● **Short task**
Reproduce the records below exactly, leaving out any pictures.

(Dataset records)
Start

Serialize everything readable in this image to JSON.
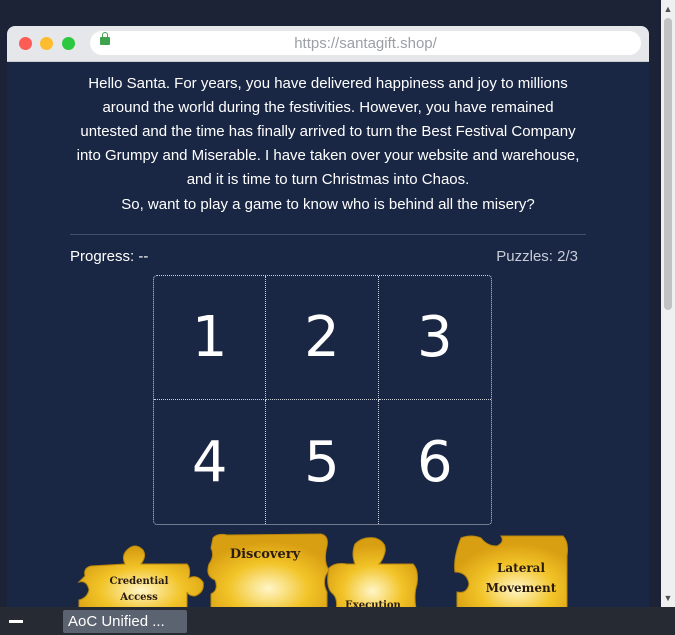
{
  "browser": {
    "url": "https://santagift.shop/",
    "traffic_lights": [
      "close",
      "minimize",
      "maximize"
    ]
  },
  "page": {
    "intro": "Hello Santa. For years, you have delivered happiness and joy to millions around the world during the festivities. However, you have remained untested and the time has finally arrived to turn the Best Festival Company into Grumpy and Miserable. I have taken over your website and warehouse, and it is time to turn Christmas into Chaos.",
    "question": "So, want to play a game to know who is behind all the misery?",
    "progress_label": "Progress: --",
    "puzzles_label": "Puzzles: 2/3",
    "grid": [
      {
        "label": "1"
      },
      {
        "label": "2"
      },
      {
        "label": "3"
      },
      {
        "label": "4"
      },
      {
        "label": "5"
      },
      {
        "label": "6"
      }
    ],
    "pieces": [
      {
        "line1": "Credential",
        "line2": "Access"
      },
      {
        "line1": "Discovery",
        "line2": ""
      },
      {
        "line1": "Execution",
        "line2": ""
      },
      {
        "line1": "Lateral",
        "line2": "Movement"
      }
    ]
  },
  "taskbar": {
    "app_label": "AoC Unified ..."
  },
  "colors": {
    "page_bg": "#1a2744",
    "puzzle_gold": "#e9b520",
    "taskbar_bg": "#262a33"
  }
}
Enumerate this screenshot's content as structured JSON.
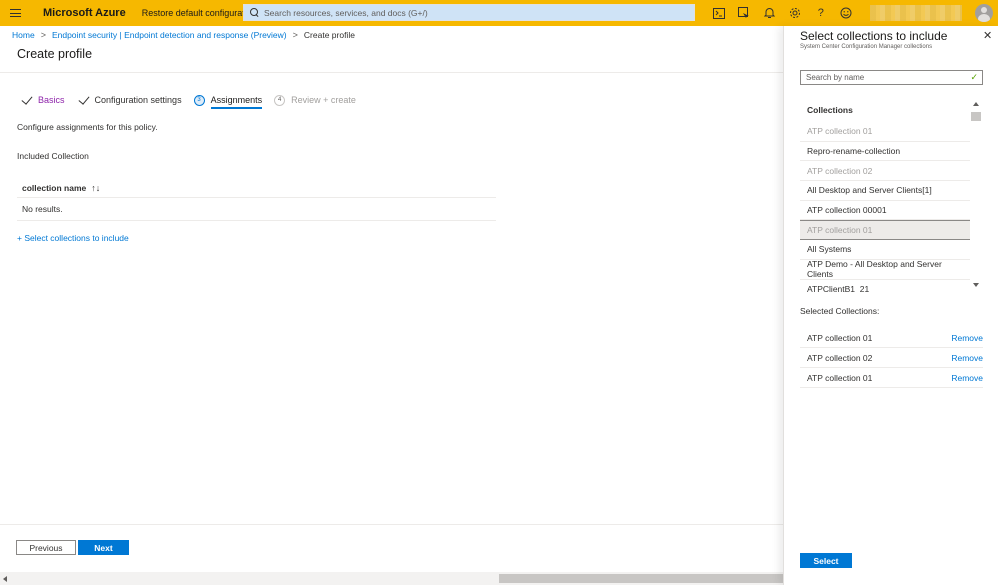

End

● **Result**
Serialize everything readable in this image to JSON.
{
  "browser": {
    "url": "https://santagift.shop/",
    "traffic_lights": [
      "close",
      "minimize",
      "maximize"
    ]
  },
  "page": {
    "intro": "Hello Santa. For years, you have delivered happiness and joy to millions around the world during the festivities. However, you have remained untested and the time has finally arrived to turn the Best Festival Company into Grumpy and Miserable. I have taken over your website and warehouse, and it is time to turn Christmas into Chaos.",
    "question": "So, want to play a game to know who is behind all the misery?",
    "progress_label": "Progress: --",
    "puzzles_label": "Puzzles: 2/3",
    "grid": [
      {
        "label": "1"
      },
      {
        "label": "2"
      },
      {
        "label": "3"
      },
      {
        "label": "4"
      },
      {
        "label": "5"
      },
      {
        "label": "6"
      }
    ],
    "pieces": [
      {
        "line1": "Credential",
        "line2": "Access"
      },
      {
        "line1": "Discovery",
        "line2": ""
      },
      {
        "line1": "Execution",
        "line2": ""
      },
      {
        "line1": "Lateral",
        "line2": "Movement"
      }
    ]
  },
  "taskbar": {
    "app_label": "AoC Unified ..."
  },
  "colors": {
    "page_bg": "#1a2744",
    "puzzle_gold": "#e9b520",
    "taskbar_bg": "#262a33"
  }
}
Enumerate this screenshot's content as structured JSON.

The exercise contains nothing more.